--- Set problem ---
Retype the records that come next, word for word.

--- Provided records ---
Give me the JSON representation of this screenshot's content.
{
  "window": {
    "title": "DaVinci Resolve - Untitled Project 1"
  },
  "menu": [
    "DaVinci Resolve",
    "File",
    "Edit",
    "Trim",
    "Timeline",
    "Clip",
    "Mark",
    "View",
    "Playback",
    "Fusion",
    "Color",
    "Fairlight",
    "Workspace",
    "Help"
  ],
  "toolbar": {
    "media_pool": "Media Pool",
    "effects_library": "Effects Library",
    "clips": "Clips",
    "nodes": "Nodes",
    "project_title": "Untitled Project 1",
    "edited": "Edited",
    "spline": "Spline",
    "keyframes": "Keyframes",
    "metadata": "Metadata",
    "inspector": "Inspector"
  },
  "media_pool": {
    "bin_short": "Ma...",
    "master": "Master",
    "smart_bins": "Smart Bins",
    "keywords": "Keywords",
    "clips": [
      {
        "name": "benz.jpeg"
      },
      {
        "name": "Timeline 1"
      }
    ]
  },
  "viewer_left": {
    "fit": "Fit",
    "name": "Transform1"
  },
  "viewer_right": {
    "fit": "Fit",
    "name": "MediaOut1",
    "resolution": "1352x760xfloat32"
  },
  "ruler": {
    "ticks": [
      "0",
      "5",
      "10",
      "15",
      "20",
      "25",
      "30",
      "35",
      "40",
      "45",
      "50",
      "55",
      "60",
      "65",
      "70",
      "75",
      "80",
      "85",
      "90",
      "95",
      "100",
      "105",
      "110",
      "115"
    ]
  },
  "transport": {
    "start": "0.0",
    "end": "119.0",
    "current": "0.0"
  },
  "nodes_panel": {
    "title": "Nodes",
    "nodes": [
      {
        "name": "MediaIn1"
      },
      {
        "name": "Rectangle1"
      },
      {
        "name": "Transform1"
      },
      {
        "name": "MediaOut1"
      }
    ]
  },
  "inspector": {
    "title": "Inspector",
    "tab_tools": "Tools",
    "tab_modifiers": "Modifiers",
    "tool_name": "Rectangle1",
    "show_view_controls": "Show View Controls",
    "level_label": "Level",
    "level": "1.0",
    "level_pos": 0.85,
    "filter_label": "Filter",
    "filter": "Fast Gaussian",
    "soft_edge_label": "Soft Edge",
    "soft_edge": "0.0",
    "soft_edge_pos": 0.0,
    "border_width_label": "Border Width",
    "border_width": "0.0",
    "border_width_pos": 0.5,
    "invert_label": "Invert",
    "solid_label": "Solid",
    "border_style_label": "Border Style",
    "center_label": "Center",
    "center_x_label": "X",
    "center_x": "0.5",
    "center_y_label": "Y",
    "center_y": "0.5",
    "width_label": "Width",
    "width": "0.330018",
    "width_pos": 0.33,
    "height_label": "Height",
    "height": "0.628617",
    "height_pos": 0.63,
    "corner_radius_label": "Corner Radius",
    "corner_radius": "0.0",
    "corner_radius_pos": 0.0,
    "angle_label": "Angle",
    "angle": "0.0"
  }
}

--- The result ---
Give me the JSON representation of this screenshot's content.
{
  "window": {
    "title": "DaVinci Resolve - Untitled Project 1"
  },
  "menu": [
    "DaVinci Resolve",
    "File",
    "Edit",
    "Trim",
    "Timeline",
    "Clip",
    "Mark",
    "View",
    "Playback",
    "Fusion",
    "Color",
    "Fairlight",
    "Workspace",
    "Help"
  ],
  "toolbar": {
    "media_pool": "Media Pool",
    "effects_library": "Effects Library",
    "clips": "Clips",
    "nodes": "Nodes",
    "project_title": "Untitled Project 1",
    "edited": "Edited",
    "spline": "Spline",
    "keyframes": "Keyframes",
    "metadata": "Metadata",
    "inspector": "Inspector"
  },
  "media_pool": {
    "bin_short": "Ma...",
    "master": "Master",
    "smart_bins": "Smart Bins",
    "keywords": "Keywords",
    "clips": [
      {
        "name": "benz.jpeg"
      },
      {
        "name": "Timeline 1"
      }
    ]
  },
  "viewer_left": {
    "fit": "Fit",
    "name": "Transform1"
  },
  "viewer_right": {
    "fit": "Fit",
    "name": "MediaOut1",
    "resolution": "1352x760xfloat32"
  },
  "ruler": {
    "ticks": [
      "0",
      "5",
      "10",
      "15",
      "20",
      "25",
      "30",
      "35",
      "40",
      "45",
      "50",
      "55",
      "60",
      "65",
      "70",
      "75",
      "80",
      "85",
      "90",
      "95",
      "100",
      "105",
      "110",
      "115"
    ]
  },
  "transport": {
    "start": "0.0",
    "end": "119.0",
    "current": "0.0"
  },
  "nodes_panel": {
    "title": "Nodes",
    "nodes": [
      {
        "name": "MediaIn1"
      },
      {
        "name": "Rectangle1"
      },
      {
        "name": "Transform1"
      },
      {
        "name": "MediaOut1"
      }
    ]
  },
  "inspector": {
    "title": "Inspector",
    "tab_tools": "Tools",
    "tab_modifiers": "Modifiers",
    "tool_name": "Rectangle1",
    "show_view_controls": "Show View Controls",
    "level_label": "Level",
    "level": "1.0",
    "level_pos": 0.85,
    "filter_label": "Filter",
    "filter": "Fast Gaussian",
    "soft_edge_label": "Soft Edge",
    "soft_edge": "0.0",
    "soft_edge_pos": 0.0,
    "border_width_label": "Border Width",
    "border_width": "0.0",
    "border_width_pos": 0.5,
    "invert_label": "Invert",
    "solid_label": "Solid",
    "border_style_label": "Border Style",
    "center_label": "Center",
    "center_x_label": "X",
    "center_x": "0.5",
    "center_y_label": "Y",
    "center_y": "0.5",
    "width_label": "Width",
    "width": "0.330018",
    "width_pos": 0.33,
    "height_label": "Height",
    "height": "0.628617",
    "height_pos": 0.63,
    "corner_radius_label": "Corner Radius",
    "corner_radius": "0.0",
    "corner_radius_pos": 0.0,
    "angle_label": "Angle",
    "angle": "0.0"
  }
}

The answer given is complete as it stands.